▶ _Written task_:
Images are excluded; otherwise, output every record exactly.

▶ _Task input_:
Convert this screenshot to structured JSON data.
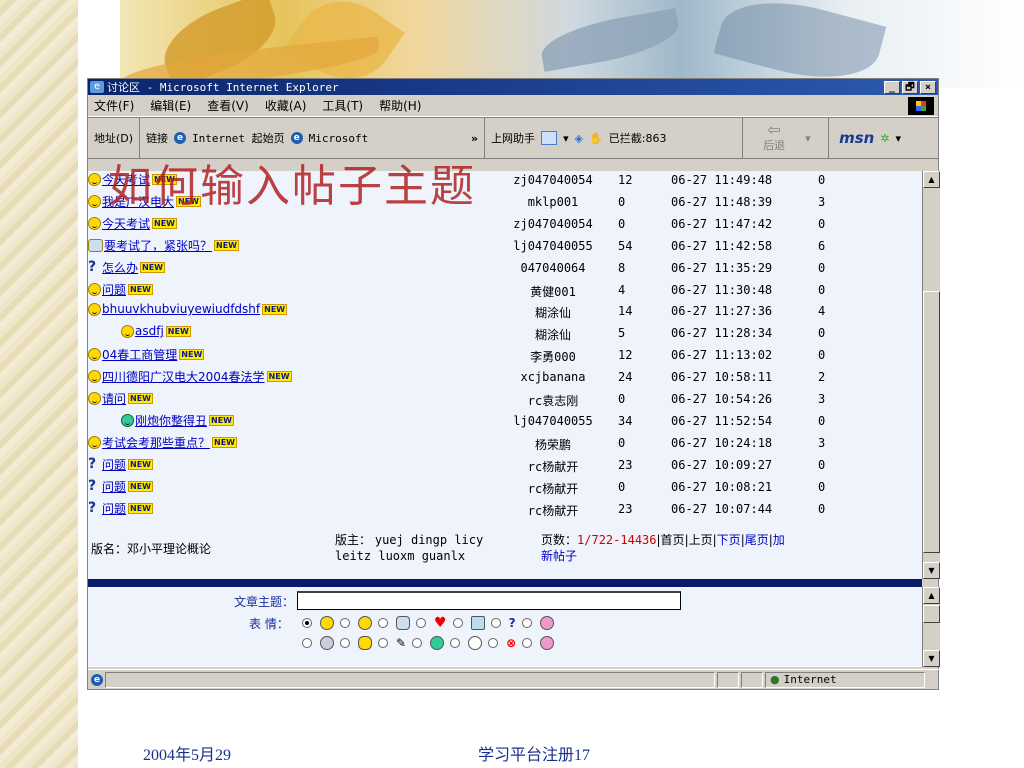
{
  "slide": {
    "overlay_title": "如何输入帖子主题",
    "footer_date": "2004年5月29",
    "footer_text": "学习平台注册17"
  },
  "window": {
    "title": "讨论区 - Microsoft Internet Explorer",
    "buttons": [
      "_",
      "🗗",
      "×"
    ]
  },
  "menu": [
    "文件(F)",
    "编辑(E)",
    "查看(V)",
    "收藏(A)",
    "工具(T)",
    "帮助(H)"
  ],
  "addressbar": {
    "address_label": "地址(D)",
    "links_label": "链接",
    "link1": "Internet 起始页",
    "link2": "Microsoft",
    "assistant": "上网助手",
    "blocked": "已拦截:863",
    "back": "后退",
    "msn": "msn"
  },
  "forum": {
    "rows": [
      {
        "title": "今天考试",
        "icon": "smile",
        "indent": false,
        "author": "zj047040054",
        "replies": "12",
        "time": "06-27 11:49:48",
        "views": "0"
      },
      {
        "title": "我是广汉电大",
        "icon": "smile",
        "indent": false,
        "author": "mklp001",
        "replies": "0",
        "time": "06-27 11:48:39",
        "views": "3"
      },
      {
        "title": "今天考试",
        "icon": "smile",
        "indent": false,
        "author": "zj047040054",
        "replies": "0",
        "time": "06-27 11:47:42",
        "views": "0"
      },
      {
        "title": "要考试了，紧张吗？",
        "icon": "pencil",
        "indent": false,
        "author": "lj047040055",
        "replies": "54",
        "time": "06-27 11:42:58",
        "views": "6"
      },
      {
        "title": "怎么办",
        "icon": "question",
        "indent": false,
        "author": "047040064",
        "replies": "8",
        "time": "06-27 11:35:29",
        "views": "0"
      },
      {
        "title": "问题",
        "icon": "smile",
        "indent": false,
        "author": "黄健001",
        "replies": "4",
        "time": "06-27 11:30:48",
        "views": "0"
      },
      {
        "title": "bhuuvkhubviuyewiudfdshf",
        "icon": "smile",
        "indent": false,
        "author": "糊涂仙",
        "replies": "14",
        "time": "06-27 11:27:36",
        "views": "4"
      },
      {
        "title": "asdfj",
        "icon": "smile",
        "indent": true,
        "author": "糊涂仙",
        "replies": "5",
        "time": "06-27 11:28:34",
        "views": "0"
      },
      {
        "title": "04春工商管理",
        "icon": "smile",
        "indent": false,
        "author": "李勇000",
        "replies": "12",
        "time": "06-27 11:13:02",
        "views": "0"
      },
      {
        "title": "四川德阳广汉电大2004春法学",
        "icon": "smile",
        "indent": false,
        "author": "xcjbanana",
        "replies": "24",
        "time": "06-27 10:58:11",
        "views": "2"
      },
      {
        "title": "请问",
        "icon": "smile",
        "indent": false,
        "author": "rc袁志刚",
        "replies": "0",
        "time": "06-27 10:54:26",
        "views": "3"
      },
      {
        "title": "刚炮你整得丑",
        "icon": "grin",
        "indent": true,
        "author": "lj047040055",
        "replies": "34",
        "time": "06-27 11:52:54",
        "views": "0"
      },
      {
        "title": "考试会考那些重点？",
        "icon": "smile",
        "indent": false,
        "author": "杨荣鹏",
        "replies": "0",
        "time": "06-27 10:24:18",
        "views": "3"
      },
      {
        "title": "问题",
        "icon": "question",
        "indent": false,
        "author": "rc杨献开",
        "replies": "23",
        "time": "06-27 10:09:27",
        "views": "0"
      },
      {
        "title": "问题",
        "icon": "question",
        "indent": false,
        "author": "rc杨献开",
        "replies": "0",
        "time": "06-27 10:08:21",
        "views": "0"
      },
      {
        "title": "问题",
        "icon": "question",
        "indent": false,
        "author": "rc杨献开",
        "replies": "23",
        "time": "06-27 10:07:44",
        "views": "0"
      }
    ],
    "new_badge": "NEW",
    "board_name": "版名：邓小平理论概论",
    "moderators_label": "版主：",
    "moderators_line1": "yuej dingp licy",
    "moderators_line2": "leitz luoxm guanlx",
    "pages_label": "页数：",
    "pages_value": "1/722-14436",
    "pager_first": "首页",
    "pager_prev": "上页",
    "pager_next": "下页",
    "pager_last": "尾页",
    "pager_add_1": "加",
    "pager_add_2": "新帖子"
  },
  "post_form": {
    "subject_label": "文章主题：",
    "subject_value": "",
    "mood_label": "表 情："
  },
  "status": {
    "zone": "Internet"
  }
}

▶ _Solution_:
Convert this screenshot to structured JSON data.
{
  "slide": {
    "overlay_title": "如何输入帖子主题",
    "footer_date": "2004年5月29",
    "footer_text": "学习平台注册17"
  },
  "window": {
    "title": "讨论区 - Microsoft Internet Explorer",
    "buttons": [
      "_",
      "🗗",
      "×"
    ]
  },
  "menu": [
    "文件(F)",
    "编辑(E)",
    "查看(V)",
    "收藏(A)",
    "工具(T)",
    "帮助(H)"
  ],
  "addressbar": {
    "address_label": "地址(D)",
    "links_label": "链接",
    "link1": "Internet 起始页",
    "link2": "Microsoft",
    "assistant": "上网助手",
    "blocked": "已拦截:863",
    "back": "后退",
    "msn": "msn"
  },
  "forum": {
    "rows": [
      {
        "title": "今天考试",
        "icon": "smile",
        "indent": false,
        "author": "zj047040054",
        "replies": "12",
        "time": "06-27 11:49:48",
        "views": "0"
      },
      {
        "title": "我是广汉电大",
        "icon": "smile",
        "indent": false,
        "author": "mklp001",
        "replies": "0",
        "time": "06-27 11:48:39",
        "views": "3"
      },
      {
        "title": "今天考试",
        "icon": "smile",
        "indent": false,
        "author": "zj047040054",
        "replies": "0",
        "time": "06-27 11:47:42",
        "views": "0"
      },
      {
        "title": "要考试了，紧张吗？",
        "icon": "pencil",
        "indent": false,
        "author": "lj047040055",
        "replies": "54",
        "time": "06-27 11:42:58",
        "views": "6"
      },
      {
        "title": "怎么办",
        "icon": "question",
        "indent": false,
        "author": "047040064",
        "replies": "8",
        "time": "06-27 11:35:29",
        "views": "0"
      },
      {
        "title": "问题",
        "icon": "smile",
        "indent": false,
        "author": "黄健001",
        "replies": "4",
        "time": "06-27 11:30:48",
        "views": "0"
      },
      {
        "title": "bhuuvkhubviuyewiudfdshf",
        "icon": "smile",
        "indent": false,
        "author": "糊涂仙",
        "replies": "14",
        "time": "06-27 11:27:36",
        "views": "4"
      },
      {
        "title": "asdfj",
        "icon": "smile",
        "indent": true,
        "author": "糊涂仙",
        "replies": "5",
        "time": "06-27 11:28:34",
        "views": "0"
      },
      {
        "title": "04春工商管理",
        "icon": "smile",
        "indent": false,
        "author": "李勇000",
        "replies": "12",
        "time": "06-27 11:13:02",
        "views": "0"
      },
      {
        "title": "四川德阳广汉电大2004春法学",
        "icon": "smile",
        "indent": false,
        "author": "xcjbanana",
        "replies": "24",
        "time": "06-27 10:58:11",
        "views": "2"
      },
      {
        "title": "请问",
        "icon": "smile",
        "indent": false,
        "author": "rc袁志刚",
        "replies": "0",
        "time": "06-27 10:54:26",
        "views": "3"
      },
      {
        "title": "刚炮你整得丑",
        "icon": "grin",
        "indent": true,
        "author": "lj047040055",
        "replies": "34",
        "time": "06-27 11:52:54",
        "views": "0"
      },
      {
        "title": "考试会考那些重点？",
        "icon": "smile",
        "indent": false,
        "author": "杨荣鹏",
        "replies": "0",
        "time": "06-27 10:24:18",
        "views": "3"
      },
      {
        "title": "问题",
        "icon": "question",
        "indent": false,
        "author": "rc杨献开",
        "replies": "23",
        "time": "06-27 10:09:27",
        "views": "0"
      },
      {
        "title": "问题",
        "icon": "question",
        "indent": false,
        "author": "rc杨献开",
        "replies": "0",
        "time": "06-27 10:08:21",
        "views": "0"
      },
      {
        "title": "问题",
        "icon": "question",
        "indent": false,
        "author": "rc杨献开",
        "replies": "23",
        "time": "06-27 10:07:44",
        "views": "0"
      }
    ],
    "new_badge": "NEW",
    "board_name": "版名：邓小平理论概论",
    "moderators_label": "版主：",
    "moderators_line1": "yuej dingp licy",
    "moderators_line2": "leitz luoxm guanlx",
    "pages_label": "页数：",
    "pages_value": "1/722-14436",
    "pager_first": "首页",
    "pager_prev": "上页",
    "pager_next": "下页",
    "pager_last": "尾页",
    "pager_add_1": "加",
    "pager_add_2": "新帖子"
  },
  "post_form": {
    "subject_label": "文章主题：",
    "subject_value": "",
    "mood_label": "表 情："
  },
  "status": {
    "zone": "Internet"
  }
}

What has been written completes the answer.